- Direction:
Reproduce every entry that follows word for word, but omit the images.

Data records:

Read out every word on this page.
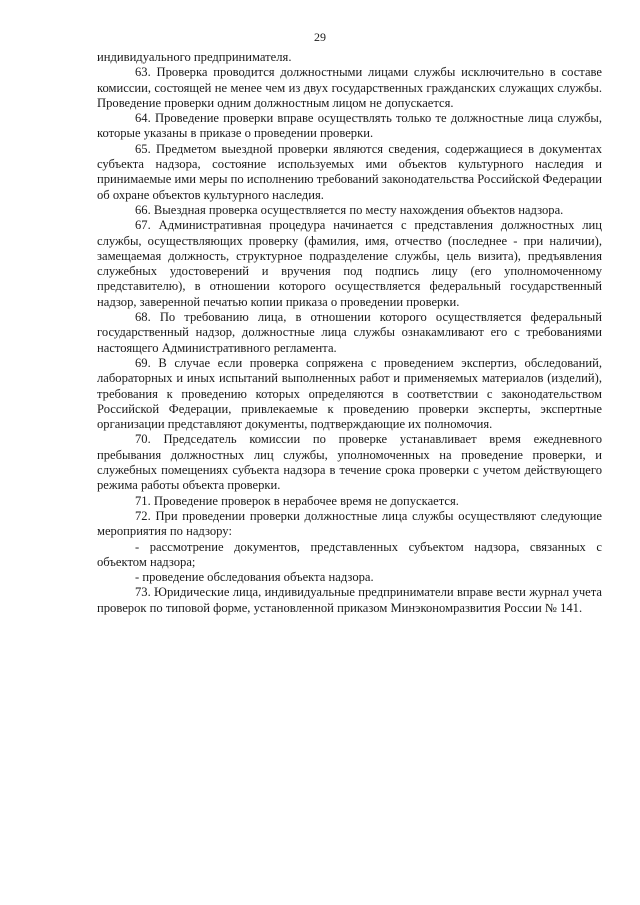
29

индивидуального предпринимателя.

63. Проверка проводится должностными лицами службы исключительно в составе комиссии, состоящей не менее чем из двух государственных гражданских служащих службы. Проведение проверки одним должностным лицом не допускается.

64. Проведение проверки вправе осуществлять только те должностные лица службы, которые указаны в приказе о проведении проверки.

65. Предметом выездной проверки являются сведения, содержащиеся в документах субъекта надзора, состояние используемых ими объектов культурного наследия и принимаемые ими меры по исполнению требований законодательства Российской Федерации об охране объектов культурного наследия.

66. Выездная проверка осуществляется по месту нахождения объектов надзора.

67. Административная процедура начинается с представления должностных лиц службы, осуществляющих проверку (фамилия, имя, отчество (последнее - при наличии), замещаемая должность, структурное подразделение службы, цель визита), предъявления служебных удостоверений и вручения под подпись лицу (его уполномоченному представителю), в отношении которого осуществляется федеральный государственный надзор, заверенной печатью копии приказа о проведении проверки.

68. По требованию лица, в отношении которого осуществляется федеральный государственный надзор, должностные лица службы ознакамливают его с требованиями настоящего Административного регламента.

69. В случае если проверка сопряжена с проведением экспертиз, обследований, лабораторных и иных испытаний выполненных работ и применяемых материалов (изделий), требования к проведению которых определяются в соответствии с законодательством Российской Федерации, привлекаемые к проведению проверки эксперты, экспертные организации представляют документы, подтверждающие их полномочия.

70. Председатель комиссии по проверке устанавливает время ежедневного пребывания должностных лиц службы, уполномоченных на проведение проверки, и служебных помещениях субъекта надзора в течение срока проверки с учетом действующего режима работы объекта проверки.

71. Проведение проверок в нерабочее время не допускается.

72. При проведении проверки должностные лица службы осуществляют следующие мероприятия по надзору:

- рассмотрение документов, представленных субъектом надзора, связанных с объектом надзора;

- проведение обследования объекта надзора.

73. Юридические лица, индивидуальные предприниматели вправе вести журнал учета проверок по типовой форме, установленной приказом Минэкономразвития России № 141.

- Response:
Read out every word on this page.
29

индивидуального предпринимателя.

63. Проверка проводится должностными лицами службы исключительно в составе комиссии, состоящей не менее чем из двух государственных гражданских служащих службы. Проведение проверки одним должностным лицом не допускается.

64. Проведение проверки вправе осуществлять только те должностные лица службы, которые указаны в приказе о проведении проверки.

65. Предметом выездной проверки являются сведения, содержащиеся в документах субъекта надзора, состояние используемых ими объектов культурного наследия и принимаемые ими меры по исполнению требований законодательства Российской Федерации об охране объектов культурного наследия.

66. Выездная проверка осуществляется по месту нахождения объектов надзора.

67. Административная процедура начинается с представления должностных лиц службы, осуществляющих проверку (фамилия, имя, отчество (последнее - при наличии), замещаемая должность, структурное подразделение службы, цель визита), предъявления служебных удостоверений и вручения под подпись лицу (его уполномоченному представителю), в отношении которого осуществляется федеральный государственный надзор, заверенной печатью копии приказа о проведении проверки.

68. По требованию лица, в отношении которого осуществляется федеральный государственный надзор, должностные лица службы ознакамливают его с требованиями настоящего Административного регламента.

69. В случае если проверка сопряжена с проведением экспертиз, обследований, лабораторных и иных испытаний выполненных работ и применяемых материалов (изделий), требования к проведению которых определяются в соответствии с законодательством Российской Федерации, привлекаемые к проведению проверки эксперты, экспертные организации представляют документы, подтверждающие их полномочия.

70. Председатель комиссии по проверке устанавливает время ежедневного пребывания должностных лиц службы, уполномоченных на проведение проверки, и служебных помещениях субъекта надзора в течение срока проверки с учетом действующего режима работы объекта проверки.

71. Проведение проверок в нерабочее время не допускается.

72. При проведении проверки должностные лица службы осуществляют следующие мероприятия по надзору:

- рассмотрение документов, представленных субъектом надзора, связанных с объектом надзора;

- проведение обследования объекта надзора.

73. Юридические лица, индивидуальные предприниматели вправе вести журнал учета проверок по типовой форме, установленной приказом Минэкономразвития России № 141.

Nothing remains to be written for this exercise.